* Required work: Show each line that has the string "Education" in it.

::: Data in this exercise

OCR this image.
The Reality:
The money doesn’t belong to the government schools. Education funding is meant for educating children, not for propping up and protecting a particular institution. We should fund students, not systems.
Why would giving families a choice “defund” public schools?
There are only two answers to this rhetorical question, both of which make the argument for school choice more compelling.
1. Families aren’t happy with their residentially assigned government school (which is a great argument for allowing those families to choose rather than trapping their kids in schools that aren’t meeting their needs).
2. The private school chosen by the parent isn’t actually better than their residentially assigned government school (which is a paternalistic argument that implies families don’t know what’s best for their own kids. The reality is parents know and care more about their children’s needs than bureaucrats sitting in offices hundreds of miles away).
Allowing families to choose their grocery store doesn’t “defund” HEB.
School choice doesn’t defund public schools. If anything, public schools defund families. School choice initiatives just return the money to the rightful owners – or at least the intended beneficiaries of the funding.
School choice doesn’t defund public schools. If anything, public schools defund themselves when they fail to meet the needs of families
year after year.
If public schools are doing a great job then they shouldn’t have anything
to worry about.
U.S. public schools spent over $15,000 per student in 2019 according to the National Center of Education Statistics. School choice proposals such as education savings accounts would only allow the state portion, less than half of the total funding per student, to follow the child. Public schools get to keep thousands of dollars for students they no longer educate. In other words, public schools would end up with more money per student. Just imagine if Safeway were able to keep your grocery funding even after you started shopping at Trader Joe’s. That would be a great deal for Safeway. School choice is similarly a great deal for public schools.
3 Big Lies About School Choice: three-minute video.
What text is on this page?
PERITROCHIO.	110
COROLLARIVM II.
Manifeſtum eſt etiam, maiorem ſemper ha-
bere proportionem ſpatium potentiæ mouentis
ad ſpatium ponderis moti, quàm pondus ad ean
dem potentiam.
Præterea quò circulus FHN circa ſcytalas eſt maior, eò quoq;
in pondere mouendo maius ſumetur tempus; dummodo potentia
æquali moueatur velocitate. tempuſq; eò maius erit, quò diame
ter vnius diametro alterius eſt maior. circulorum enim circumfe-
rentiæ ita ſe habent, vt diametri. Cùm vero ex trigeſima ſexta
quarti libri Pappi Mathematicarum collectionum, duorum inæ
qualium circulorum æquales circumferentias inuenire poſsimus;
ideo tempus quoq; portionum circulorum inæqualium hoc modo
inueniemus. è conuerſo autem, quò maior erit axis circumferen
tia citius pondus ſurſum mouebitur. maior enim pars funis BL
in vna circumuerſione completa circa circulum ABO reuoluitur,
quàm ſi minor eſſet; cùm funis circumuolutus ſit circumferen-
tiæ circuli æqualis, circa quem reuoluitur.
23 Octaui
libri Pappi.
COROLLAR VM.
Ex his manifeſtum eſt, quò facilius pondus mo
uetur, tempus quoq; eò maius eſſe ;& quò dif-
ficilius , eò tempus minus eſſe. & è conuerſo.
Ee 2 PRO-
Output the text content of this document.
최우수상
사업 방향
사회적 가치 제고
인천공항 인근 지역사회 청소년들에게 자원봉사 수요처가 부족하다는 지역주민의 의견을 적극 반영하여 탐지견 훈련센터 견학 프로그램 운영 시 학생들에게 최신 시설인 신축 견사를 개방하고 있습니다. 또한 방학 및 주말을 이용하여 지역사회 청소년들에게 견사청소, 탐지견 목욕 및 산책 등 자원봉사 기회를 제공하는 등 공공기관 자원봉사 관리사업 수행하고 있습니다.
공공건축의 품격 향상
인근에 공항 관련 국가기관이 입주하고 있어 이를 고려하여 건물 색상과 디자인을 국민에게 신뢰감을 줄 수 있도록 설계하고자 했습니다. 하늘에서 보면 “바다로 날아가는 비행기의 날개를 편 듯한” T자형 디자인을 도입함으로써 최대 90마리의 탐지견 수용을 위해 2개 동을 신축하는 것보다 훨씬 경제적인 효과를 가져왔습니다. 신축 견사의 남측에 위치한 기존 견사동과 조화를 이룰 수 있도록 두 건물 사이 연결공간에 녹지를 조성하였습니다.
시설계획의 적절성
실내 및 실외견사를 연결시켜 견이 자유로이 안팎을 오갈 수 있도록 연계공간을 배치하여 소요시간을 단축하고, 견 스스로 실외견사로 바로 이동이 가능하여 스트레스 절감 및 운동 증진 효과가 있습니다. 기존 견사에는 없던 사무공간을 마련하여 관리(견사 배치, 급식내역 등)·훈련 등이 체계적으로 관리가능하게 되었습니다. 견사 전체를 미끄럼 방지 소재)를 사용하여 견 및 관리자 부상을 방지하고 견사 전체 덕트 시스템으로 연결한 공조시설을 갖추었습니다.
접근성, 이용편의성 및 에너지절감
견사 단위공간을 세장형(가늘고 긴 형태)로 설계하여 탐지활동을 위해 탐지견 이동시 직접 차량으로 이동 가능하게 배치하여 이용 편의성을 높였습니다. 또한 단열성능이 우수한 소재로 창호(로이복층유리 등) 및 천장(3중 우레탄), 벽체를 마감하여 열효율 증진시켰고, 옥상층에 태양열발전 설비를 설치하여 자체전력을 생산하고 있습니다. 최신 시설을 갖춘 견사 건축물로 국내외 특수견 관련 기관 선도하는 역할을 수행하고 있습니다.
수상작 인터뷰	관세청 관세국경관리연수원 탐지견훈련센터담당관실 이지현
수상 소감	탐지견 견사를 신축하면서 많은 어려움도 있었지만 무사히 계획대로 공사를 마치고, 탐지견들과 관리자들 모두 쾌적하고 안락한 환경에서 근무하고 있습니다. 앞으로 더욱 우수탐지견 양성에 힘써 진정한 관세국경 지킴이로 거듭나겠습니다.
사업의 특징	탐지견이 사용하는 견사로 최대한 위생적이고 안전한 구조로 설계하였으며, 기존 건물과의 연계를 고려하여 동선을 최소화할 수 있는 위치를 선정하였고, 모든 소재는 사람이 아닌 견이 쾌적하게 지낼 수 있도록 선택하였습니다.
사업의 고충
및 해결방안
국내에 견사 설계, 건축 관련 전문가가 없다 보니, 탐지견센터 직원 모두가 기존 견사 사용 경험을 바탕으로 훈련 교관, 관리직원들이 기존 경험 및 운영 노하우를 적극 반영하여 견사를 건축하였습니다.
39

::::::

* Response to the task:
The money doesn’t belong to the government schools. Education funding is meant for educating children, not for propping up and protecting a particular institution. We should fund students, not systems.
U.S. public schools spent over $15,000 per student in 2019 according to the National Center of Education Statistics. School choice proposals such as education savings accounts would only allow the state portion, less than half of the total funding per student, to follow the child. Public schools get to keep thousands of dollars for students they no longer educate. In other words, public schools would end up with more money per student. Just imagine if Safeway were able to keep your grocery funding even after you started shopping at Trader Joe’s. That would be a great deal for Safeway. School choice is similarly a great deal for public schools.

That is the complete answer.